__Problem requirements__
Gather all lines in the data that hold the string "value".

--- Begin Material shown ---

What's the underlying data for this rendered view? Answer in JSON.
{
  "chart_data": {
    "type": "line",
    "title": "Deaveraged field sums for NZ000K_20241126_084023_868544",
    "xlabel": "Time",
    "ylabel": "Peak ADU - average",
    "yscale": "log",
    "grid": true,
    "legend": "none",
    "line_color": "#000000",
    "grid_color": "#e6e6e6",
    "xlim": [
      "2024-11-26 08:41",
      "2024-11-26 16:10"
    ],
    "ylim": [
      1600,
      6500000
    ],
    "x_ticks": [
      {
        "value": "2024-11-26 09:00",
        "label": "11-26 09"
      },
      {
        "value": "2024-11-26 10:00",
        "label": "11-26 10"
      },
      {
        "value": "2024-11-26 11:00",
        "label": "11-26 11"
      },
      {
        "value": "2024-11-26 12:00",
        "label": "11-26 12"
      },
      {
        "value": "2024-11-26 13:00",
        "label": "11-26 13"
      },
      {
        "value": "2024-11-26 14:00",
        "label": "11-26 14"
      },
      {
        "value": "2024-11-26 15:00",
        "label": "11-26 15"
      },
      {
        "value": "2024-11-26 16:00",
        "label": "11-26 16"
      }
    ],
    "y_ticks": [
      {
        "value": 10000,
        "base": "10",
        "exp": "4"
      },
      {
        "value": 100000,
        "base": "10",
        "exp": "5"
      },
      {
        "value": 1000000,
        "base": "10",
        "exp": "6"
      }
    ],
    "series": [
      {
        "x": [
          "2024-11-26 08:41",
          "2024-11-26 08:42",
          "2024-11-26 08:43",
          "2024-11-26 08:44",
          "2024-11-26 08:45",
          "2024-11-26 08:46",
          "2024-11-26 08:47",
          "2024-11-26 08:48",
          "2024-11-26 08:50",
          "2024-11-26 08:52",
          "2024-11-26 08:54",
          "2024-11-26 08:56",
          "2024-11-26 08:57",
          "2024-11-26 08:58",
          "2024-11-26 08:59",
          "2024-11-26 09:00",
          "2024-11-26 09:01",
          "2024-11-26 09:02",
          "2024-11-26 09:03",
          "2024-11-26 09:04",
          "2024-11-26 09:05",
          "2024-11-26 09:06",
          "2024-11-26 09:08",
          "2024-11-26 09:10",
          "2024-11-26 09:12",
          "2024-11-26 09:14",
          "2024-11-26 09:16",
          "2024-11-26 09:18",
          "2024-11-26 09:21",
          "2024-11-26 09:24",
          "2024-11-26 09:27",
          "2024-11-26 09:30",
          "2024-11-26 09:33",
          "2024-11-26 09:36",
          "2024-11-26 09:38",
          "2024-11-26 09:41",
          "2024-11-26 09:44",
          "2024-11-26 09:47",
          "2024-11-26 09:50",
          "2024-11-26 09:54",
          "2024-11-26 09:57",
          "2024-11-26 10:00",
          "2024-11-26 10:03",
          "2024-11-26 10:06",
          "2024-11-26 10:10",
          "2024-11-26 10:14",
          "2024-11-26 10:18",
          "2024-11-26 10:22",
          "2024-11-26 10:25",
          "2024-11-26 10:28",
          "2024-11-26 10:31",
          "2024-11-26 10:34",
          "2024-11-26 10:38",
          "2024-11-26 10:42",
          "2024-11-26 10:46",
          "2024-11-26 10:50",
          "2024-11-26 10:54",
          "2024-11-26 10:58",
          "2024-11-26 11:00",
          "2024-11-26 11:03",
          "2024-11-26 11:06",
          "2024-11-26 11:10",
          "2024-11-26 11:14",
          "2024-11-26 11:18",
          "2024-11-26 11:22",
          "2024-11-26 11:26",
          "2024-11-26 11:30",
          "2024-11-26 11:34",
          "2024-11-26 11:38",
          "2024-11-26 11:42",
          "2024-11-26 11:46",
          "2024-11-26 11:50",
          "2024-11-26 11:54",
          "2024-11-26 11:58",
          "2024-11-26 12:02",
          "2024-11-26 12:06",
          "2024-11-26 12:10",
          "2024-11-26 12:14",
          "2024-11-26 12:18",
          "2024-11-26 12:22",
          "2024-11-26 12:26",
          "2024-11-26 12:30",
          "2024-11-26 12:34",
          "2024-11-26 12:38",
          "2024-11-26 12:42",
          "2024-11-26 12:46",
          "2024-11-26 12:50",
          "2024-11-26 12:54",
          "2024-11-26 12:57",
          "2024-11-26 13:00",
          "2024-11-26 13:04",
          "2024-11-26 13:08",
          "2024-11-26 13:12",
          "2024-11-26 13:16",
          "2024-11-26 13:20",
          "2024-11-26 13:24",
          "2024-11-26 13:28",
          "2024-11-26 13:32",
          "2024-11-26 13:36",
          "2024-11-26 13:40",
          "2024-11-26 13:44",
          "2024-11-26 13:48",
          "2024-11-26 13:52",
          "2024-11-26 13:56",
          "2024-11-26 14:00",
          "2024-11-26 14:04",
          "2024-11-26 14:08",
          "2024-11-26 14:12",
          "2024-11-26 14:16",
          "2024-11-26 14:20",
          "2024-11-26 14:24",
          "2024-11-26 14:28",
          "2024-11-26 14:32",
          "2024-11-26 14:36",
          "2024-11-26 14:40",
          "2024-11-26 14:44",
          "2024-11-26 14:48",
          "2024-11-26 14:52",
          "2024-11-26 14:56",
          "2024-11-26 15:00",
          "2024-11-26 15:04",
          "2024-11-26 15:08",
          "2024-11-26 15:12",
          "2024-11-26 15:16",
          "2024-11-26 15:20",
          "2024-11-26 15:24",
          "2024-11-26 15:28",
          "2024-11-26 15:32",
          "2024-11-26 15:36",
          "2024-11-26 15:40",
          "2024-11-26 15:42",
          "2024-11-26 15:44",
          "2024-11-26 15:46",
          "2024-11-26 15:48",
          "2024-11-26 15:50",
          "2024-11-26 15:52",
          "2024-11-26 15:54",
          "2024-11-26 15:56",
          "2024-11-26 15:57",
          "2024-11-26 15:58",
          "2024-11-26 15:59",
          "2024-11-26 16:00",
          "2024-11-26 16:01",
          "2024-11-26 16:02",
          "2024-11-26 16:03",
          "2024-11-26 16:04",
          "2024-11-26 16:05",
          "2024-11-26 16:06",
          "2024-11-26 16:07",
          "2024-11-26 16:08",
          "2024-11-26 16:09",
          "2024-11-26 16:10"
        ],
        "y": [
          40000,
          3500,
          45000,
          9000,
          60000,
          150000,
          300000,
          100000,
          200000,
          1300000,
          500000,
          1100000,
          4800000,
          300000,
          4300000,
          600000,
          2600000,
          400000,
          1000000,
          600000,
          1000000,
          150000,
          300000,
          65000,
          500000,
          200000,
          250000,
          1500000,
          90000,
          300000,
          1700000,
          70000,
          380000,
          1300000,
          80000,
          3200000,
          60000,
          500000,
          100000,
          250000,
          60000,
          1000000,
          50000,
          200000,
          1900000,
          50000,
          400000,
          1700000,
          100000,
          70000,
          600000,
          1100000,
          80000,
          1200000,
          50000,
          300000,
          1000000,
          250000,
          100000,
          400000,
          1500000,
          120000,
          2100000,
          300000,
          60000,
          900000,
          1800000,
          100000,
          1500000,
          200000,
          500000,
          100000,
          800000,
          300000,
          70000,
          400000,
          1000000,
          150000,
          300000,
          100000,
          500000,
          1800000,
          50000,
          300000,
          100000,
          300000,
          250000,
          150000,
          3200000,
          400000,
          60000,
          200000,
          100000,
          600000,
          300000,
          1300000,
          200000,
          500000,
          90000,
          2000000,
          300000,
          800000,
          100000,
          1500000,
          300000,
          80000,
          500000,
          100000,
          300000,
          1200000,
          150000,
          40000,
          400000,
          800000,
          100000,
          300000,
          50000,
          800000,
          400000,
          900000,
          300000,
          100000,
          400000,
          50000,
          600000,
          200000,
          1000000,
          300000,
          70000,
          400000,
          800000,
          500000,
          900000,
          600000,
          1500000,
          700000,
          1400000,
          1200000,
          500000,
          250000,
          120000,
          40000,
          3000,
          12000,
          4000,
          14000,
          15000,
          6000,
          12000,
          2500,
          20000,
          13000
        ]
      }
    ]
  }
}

--- End Material shown ---

__Solution below__
        "value": "2024-11-26 09:00",
        "value": "2024-11-26 10:00",
        "value": "2024-11-26 11:00",
        "value": "2024-11-26 12:00",
        "value": "2024-11-26 13:00",
        "value": "2024-11-26 14:00",
        "value": "2024-11-26 15:00",
        "value": "2024-11-26 16:00",
        "value": 10000,
        "value": 100000,
        "value": 1000000,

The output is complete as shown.